## EXERCISE DIRECTIONS
All of the listing below must be repeated word for word. Pictures are the only thing to omit.

## TASK DATA

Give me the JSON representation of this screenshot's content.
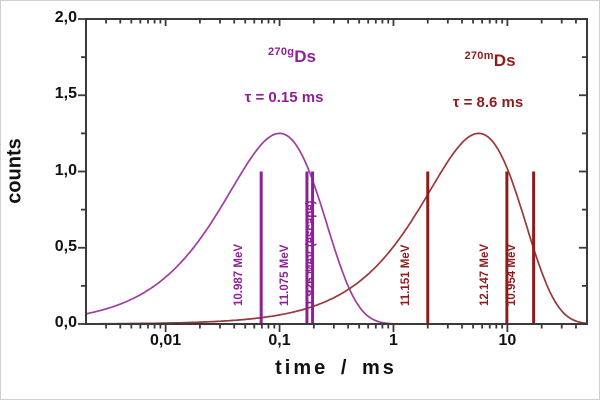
{
  "figure": {
    "background": "#ffffff",
    "frame_color": "#3a3a3a",
    "text_color": "#111111",
    "x_axis": {
      "label": "time / ms",
      "scale": "log",
      "range": [
        0.002,
        50
      ],
      "tick_values": [
        0.01,
        0.1,
        1,
        10
      ],
      "tick_labels": [
        "0,01",
        "0,1",
        "1",
        "10"
      ]
    },
    "y_axis": {
      "label": "counts",
      "scale": "linear",
      "range": [
        0,
        2
      ],
      "tick_values": [
        0,
        0.5,
        1,
        1.5,
        2
      ],
      "tick_labels": [
        "0,0",
        "0,5",
        "1,0",
        "1,5",
        "2,0"
      ],
      "minor_step": 0.25
    }
  },
  "chart_data": {
    "type": "line",
    "title": "",
    "xlabel": "time / ms",
    "ylabel": "counts",
    "xlim_ms": [
      0.002,
      50
    ],
    "ylim": [
      0,
      2
    ],
    "grid": false,
    "series": [
      {
        "id": "g",
        "label_sup": "270g",
        "label_base": "Ds",
        "tau_text": "τ = 0.15 ms",
        "tau_ms": 0.15,
        "color": "#8f1f97",
        "curve_color": "#9e3da2",
        "peak_time_ms": 0.1,
        "peak_counts": 1.25
      },
      {
        "id": "m",
        "label_sup": "270m",
        "label_base": "Ds",
        "tau_text": "τ = 8.6 ms",
        "tau_ms": 8.6,
        "color": "#8e1c1c",
        "curve_color": "#993838",
        "peak_time_ms": 5.6,
        "peak_counts": 1.25
      }
    ],
    "event_lines": [
      {
        "series": "g",
        "time_ms": 0.069,
        "height_counts": 1.0,
        "label": "10.987 MeV",
        "label_side": "left"
      },
      {
        "series": "g",
        "time_ms": 0.174,
        "height_counts": 1.0,
        "label": "11.075 MeV",
        "label_side": "left"
      },
      {
        "series": "g",
        "time_ms": 0.195,
        "height_counts": 1.0,
        "label": "1.926 MeV (escape)",
        "label_side": "right"
      },
      {
        "series": "m",
        "time_ms": 2.0,
        "height_counts": 1.0,
        "label": "11.151 MeV",
        "label_side": "left"
      },
      {
        "series": "m",
        "time_ms": 9.9,
        "height_counts": 1.0,
        "label": "12.147 MeV",
        "label_side": "left"
      },
      {
        "series": "m",
        "time_ms": 17.0,
        "height_counts": 1.0,
        "label": "10.954 MeV",
        "label_side": "left"
      }
    ]
  }
}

## SOLUTION FOR THIS EXERCISE
Give me the JSON representation of this screenshot's content.
{
  "figure": {
    "background": "#ffffff",
    "frame_color": "#3a3a3a",
    "text_color": "#111111",
    "x_axis": {
      "label": "time / ms",
      "scale": "log",
      "range": [
        0.002,
        50
      ],
      "tick_values": [
        0.01,
        0.1,
        1,
        10
      ],
      "tick_labels": [
        "0,01",
        "0,1",
        "1",
        "10"
      ]
    },
    "y_axis": {
      "label": "counts",
      "scale": "linear",
      "range": [
        0,
        2
      ],
      "tick_values": [
        0,
        0.5,
        1,
        1.5,
        2
      ],
      "tick_labels": [
        "0,0",
        "0,5",
        "1,0",
        "1,5",
        "2,0"
      ],
      "minor_step": 0.25
    }
  },
  "chart_data": {
    "type": "line",
    "title": "",
    "xlabel": "time / ms",
    "ylabel": "counts",
    "xlim_ms": [
      0.002,
      50
    ],
    "ylim": [
      0,
      2
    ],
    "grid": false,
    "series": [
      {
        "id": "g",
        "label_sup": "270g",
        "label_base": "Ds",
        "tau_text": "τ = 0.15 ms",
        "tau_ms": 0.15,
        "color": "#8f1f97",
        "curve_color": "#9e3da2",
        "peak_time_ms": 0.1,
        "peak_counts": 1.25
      },
      {
        "id": "m",
        "label_sup": "270m",
        "label_base": "Ds",
        "tau_text": "τ = 8.6 ms",
        "tau_ms": 8.6,
        "color": "#8e1c1c",
        "curve_color": "#993838",
        "peak_time_ms": 5.6,
        "peak_counts": 1.25
      }
    ],
    "event_lines": [
      {
        "series": "g",
        "time_ms": 0.069,
        "height_counts": 1.0,
        "label": "10.987 MeV",
        "label_side": "left"
      },
      {
        "series": "g",
        "time_ms": 0.174,
        "height_counts": 1.0,
        "label": "11.075 MeV",
        "label_side": "left"
      },
      {
        "series": "g",
        "time_ms": 0.195,
        "height_counts": 1.0,
        "label": "1.926 MeV (escape)",
        "label_side": "right"
      },
      {
        "series": "m",
        "time_ms": 2.0,
        "height_counts": 1.0,
        "label": "11.151 MeV",
        "label_side": "left"
      },
      {
        "series": "m",
        "time_ms": 9.9,
        "height_counts": 1.0,
        "label": "12.147 MeV",
        "label_side": "left"
      },
      {
        "series": "m",
        "time_ms": 17.0,
        "height_counts": 1.0,
        "label": "10.954 MeV",
        "label_side": "left"
      }
    ]
  }
}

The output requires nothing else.